[The problem]:
Give only the number of lines where "ylabel" occurs.

[Data entries for graphics]:
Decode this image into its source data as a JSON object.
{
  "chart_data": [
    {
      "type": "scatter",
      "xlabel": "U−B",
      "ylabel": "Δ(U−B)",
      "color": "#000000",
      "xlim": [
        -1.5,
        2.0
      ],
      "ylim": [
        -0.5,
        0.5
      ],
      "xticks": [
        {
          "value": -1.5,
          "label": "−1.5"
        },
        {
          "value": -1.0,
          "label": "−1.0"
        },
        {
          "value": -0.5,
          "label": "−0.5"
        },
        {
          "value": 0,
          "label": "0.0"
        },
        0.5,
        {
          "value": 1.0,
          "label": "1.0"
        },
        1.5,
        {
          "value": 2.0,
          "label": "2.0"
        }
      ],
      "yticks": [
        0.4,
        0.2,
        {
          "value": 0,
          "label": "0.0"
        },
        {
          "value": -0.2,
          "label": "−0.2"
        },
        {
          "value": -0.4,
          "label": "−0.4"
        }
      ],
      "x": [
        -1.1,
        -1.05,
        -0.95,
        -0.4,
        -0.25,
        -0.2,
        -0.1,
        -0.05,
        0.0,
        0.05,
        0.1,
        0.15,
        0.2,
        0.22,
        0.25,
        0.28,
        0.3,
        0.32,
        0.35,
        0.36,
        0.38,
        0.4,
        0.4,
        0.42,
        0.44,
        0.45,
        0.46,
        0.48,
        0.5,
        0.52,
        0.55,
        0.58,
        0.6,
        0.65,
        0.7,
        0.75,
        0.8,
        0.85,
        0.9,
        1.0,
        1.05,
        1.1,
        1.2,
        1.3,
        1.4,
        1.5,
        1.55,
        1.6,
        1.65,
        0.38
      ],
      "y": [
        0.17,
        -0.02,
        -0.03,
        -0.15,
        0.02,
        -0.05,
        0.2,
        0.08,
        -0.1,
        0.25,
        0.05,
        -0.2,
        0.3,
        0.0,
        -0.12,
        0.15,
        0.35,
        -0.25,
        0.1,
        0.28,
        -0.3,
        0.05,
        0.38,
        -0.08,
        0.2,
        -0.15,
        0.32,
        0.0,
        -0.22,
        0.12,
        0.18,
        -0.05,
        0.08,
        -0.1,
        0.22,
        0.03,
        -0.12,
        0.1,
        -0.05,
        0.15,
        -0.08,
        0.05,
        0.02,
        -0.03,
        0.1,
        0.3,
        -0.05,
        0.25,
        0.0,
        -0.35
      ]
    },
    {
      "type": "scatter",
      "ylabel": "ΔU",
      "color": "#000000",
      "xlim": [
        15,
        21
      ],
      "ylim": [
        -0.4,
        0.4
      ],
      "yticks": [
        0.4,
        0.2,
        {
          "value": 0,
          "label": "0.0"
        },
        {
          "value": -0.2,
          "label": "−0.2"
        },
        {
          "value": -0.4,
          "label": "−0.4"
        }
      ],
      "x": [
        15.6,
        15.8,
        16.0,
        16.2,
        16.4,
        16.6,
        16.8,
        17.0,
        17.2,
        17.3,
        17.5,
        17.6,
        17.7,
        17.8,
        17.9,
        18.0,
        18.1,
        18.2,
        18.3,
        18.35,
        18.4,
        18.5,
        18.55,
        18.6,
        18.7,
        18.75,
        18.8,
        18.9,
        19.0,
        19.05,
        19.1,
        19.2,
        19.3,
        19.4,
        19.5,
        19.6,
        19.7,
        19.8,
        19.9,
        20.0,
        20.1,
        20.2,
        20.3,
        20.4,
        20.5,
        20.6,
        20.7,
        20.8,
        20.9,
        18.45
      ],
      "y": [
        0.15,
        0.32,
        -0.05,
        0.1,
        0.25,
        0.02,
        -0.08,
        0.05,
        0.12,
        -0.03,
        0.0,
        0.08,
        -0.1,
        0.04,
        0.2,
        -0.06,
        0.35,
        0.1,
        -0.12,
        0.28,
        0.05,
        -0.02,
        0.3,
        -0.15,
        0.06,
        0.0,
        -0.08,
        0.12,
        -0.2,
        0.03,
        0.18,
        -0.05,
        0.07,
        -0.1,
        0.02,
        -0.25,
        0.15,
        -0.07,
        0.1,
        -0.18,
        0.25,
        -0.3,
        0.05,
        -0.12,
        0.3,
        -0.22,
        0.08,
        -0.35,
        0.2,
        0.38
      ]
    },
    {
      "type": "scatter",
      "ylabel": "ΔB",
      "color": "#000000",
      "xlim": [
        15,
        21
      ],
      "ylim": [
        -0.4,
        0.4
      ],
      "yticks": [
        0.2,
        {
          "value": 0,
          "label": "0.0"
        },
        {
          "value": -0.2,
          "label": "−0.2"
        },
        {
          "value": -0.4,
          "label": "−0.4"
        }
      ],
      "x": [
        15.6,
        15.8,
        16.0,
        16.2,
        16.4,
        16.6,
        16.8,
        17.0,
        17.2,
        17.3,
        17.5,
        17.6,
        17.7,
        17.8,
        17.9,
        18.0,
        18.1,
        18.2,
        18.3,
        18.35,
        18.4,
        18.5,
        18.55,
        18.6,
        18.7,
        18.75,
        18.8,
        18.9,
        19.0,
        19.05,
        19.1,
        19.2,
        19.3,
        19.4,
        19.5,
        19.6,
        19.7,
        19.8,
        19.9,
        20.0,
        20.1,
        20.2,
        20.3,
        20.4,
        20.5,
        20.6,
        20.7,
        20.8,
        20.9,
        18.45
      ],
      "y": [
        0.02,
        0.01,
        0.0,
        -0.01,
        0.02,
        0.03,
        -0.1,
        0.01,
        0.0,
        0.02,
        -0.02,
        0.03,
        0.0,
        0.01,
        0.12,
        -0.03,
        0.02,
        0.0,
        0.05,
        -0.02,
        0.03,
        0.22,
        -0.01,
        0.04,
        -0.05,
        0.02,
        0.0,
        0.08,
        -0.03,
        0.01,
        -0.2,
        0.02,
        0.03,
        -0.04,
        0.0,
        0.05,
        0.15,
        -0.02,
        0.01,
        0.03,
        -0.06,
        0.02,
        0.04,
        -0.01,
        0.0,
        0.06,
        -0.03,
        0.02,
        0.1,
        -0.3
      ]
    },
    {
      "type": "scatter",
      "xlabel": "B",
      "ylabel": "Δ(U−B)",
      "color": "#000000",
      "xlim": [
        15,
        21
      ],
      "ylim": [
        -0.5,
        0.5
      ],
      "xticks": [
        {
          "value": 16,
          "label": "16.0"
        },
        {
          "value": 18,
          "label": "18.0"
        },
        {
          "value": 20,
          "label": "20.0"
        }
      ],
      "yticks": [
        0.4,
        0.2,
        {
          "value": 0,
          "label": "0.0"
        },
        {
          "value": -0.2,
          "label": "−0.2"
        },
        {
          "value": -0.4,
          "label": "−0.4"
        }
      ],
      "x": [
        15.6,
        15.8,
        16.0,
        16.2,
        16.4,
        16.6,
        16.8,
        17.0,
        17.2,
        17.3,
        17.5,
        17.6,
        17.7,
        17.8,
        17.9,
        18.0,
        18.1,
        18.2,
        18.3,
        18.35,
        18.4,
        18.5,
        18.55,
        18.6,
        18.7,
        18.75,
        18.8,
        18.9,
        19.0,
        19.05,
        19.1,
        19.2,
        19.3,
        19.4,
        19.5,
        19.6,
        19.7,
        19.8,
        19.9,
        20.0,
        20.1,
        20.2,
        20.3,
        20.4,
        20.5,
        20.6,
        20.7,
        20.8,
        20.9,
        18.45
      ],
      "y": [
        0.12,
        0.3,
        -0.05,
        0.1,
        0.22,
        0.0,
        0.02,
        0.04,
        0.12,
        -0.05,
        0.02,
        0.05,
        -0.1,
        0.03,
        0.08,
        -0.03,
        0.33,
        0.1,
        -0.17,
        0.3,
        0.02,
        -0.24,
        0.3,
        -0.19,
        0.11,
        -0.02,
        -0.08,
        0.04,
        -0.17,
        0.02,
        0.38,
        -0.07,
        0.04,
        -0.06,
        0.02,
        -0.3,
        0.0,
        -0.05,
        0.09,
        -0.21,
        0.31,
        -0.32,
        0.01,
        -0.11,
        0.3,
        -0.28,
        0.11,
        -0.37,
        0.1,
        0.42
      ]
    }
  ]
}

[Complete output]:
4